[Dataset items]
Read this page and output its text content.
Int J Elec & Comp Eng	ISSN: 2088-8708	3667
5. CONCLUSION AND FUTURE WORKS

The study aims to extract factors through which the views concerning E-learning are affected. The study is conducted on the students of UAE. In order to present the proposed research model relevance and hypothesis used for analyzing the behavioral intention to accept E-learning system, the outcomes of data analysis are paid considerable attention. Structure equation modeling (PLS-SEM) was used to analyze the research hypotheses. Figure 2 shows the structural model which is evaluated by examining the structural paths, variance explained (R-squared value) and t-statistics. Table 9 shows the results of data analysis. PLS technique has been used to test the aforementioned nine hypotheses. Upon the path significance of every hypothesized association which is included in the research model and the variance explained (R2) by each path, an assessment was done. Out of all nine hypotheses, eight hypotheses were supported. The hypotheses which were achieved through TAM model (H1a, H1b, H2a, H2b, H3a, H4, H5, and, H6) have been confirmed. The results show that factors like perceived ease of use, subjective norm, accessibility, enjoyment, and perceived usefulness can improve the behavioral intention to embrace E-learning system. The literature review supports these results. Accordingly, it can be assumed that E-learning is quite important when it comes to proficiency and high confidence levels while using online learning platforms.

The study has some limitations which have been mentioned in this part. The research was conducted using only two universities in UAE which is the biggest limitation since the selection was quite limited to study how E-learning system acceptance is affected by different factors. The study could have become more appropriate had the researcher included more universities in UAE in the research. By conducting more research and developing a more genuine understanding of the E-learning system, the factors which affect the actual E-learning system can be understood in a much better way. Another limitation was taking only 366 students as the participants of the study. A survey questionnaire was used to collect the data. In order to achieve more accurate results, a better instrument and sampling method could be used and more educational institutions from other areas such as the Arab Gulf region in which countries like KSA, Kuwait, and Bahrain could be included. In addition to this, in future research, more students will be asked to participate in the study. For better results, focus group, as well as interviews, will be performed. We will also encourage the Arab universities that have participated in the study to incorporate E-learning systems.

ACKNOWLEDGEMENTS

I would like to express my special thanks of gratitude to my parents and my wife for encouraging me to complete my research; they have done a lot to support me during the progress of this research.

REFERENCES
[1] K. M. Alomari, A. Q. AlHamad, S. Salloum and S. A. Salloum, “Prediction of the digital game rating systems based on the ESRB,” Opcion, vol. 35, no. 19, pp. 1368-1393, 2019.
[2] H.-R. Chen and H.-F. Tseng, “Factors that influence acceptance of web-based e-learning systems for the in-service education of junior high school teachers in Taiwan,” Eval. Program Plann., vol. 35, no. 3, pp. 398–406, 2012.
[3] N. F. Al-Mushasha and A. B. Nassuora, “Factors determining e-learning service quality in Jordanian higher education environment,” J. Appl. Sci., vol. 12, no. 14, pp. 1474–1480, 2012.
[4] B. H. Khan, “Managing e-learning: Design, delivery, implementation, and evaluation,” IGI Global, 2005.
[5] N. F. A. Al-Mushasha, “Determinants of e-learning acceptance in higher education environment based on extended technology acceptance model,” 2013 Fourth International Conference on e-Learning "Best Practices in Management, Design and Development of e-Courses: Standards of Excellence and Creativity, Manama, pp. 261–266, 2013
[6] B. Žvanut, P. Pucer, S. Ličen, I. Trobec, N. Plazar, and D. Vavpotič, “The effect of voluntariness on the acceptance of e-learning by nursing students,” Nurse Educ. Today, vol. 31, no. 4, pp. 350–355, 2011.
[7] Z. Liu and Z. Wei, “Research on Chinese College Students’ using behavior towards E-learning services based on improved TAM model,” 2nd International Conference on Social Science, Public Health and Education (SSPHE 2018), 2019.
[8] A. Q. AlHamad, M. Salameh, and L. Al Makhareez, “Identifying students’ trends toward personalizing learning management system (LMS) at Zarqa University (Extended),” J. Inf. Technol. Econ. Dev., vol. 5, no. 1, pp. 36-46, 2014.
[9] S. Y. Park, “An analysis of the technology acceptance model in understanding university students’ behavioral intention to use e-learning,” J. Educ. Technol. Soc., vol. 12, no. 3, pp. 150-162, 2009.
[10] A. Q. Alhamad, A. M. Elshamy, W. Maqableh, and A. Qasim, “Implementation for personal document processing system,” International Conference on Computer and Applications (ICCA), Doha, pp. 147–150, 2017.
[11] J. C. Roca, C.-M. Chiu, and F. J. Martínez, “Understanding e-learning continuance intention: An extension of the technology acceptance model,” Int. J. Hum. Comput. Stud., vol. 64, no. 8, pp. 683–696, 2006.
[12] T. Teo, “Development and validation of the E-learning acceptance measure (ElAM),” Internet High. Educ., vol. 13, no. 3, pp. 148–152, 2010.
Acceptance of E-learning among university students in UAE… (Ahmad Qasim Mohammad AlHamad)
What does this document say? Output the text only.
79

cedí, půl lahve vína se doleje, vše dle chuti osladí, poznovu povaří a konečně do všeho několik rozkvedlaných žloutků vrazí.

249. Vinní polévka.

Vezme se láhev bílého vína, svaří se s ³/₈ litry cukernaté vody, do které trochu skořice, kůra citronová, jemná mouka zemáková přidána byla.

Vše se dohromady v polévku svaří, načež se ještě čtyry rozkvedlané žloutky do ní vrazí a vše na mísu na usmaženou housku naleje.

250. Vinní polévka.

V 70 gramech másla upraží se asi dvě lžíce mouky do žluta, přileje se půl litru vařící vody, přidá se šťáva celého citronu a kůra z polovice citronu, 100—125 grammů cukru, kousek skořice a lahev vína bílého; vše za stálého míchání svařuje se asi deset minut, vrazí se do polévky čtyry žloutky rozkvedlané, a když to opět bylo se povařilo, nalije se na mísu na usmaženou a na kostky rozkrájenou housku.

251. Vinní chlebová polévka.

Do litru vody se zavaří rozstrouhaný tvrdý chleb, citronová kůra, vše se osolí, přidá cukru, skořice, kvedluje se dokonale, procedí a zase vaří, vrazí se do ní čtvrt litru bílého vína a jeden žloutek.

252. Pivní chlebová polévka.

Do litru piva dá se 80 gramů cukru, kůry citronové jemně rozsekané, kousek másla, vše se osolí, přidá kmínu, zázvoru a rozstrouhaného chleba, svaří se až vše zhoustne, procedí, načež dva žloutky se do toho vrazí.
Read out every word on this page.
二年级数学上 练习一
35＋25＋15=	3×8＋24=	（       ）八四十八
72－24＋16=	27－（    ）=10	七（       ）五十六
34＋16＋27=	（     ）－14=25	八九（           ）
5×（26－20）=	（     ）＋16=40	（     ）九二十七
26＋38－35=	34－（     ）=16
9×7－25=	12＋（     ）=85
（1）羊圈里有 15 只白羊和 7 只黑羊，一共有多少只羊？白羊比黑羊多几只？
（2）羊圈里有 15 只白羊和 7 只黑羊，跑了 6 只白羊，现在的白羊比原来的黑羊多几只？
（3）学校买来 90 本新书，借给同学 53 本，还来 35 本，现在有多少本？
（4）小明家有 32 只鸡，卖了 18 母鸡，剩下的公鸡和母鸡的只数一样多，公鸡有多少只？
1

◆ **WRITTEN PROBLEM**
Where a line holds "Qasim", copy that line.

◆ **WRITTEN RESPONSE**
[10] A. Q. Alhamad, A. M. Elshamy, W. Maqableh, and A. Qasim, “Implementation for personal document processing system,” International Conference on Computer and Applications (ICCA), Doha, pp. 147–150, 2017.
Acceptance of E-learning among university students in UAE… (Ahmad Qasim Mohammad AlHamad)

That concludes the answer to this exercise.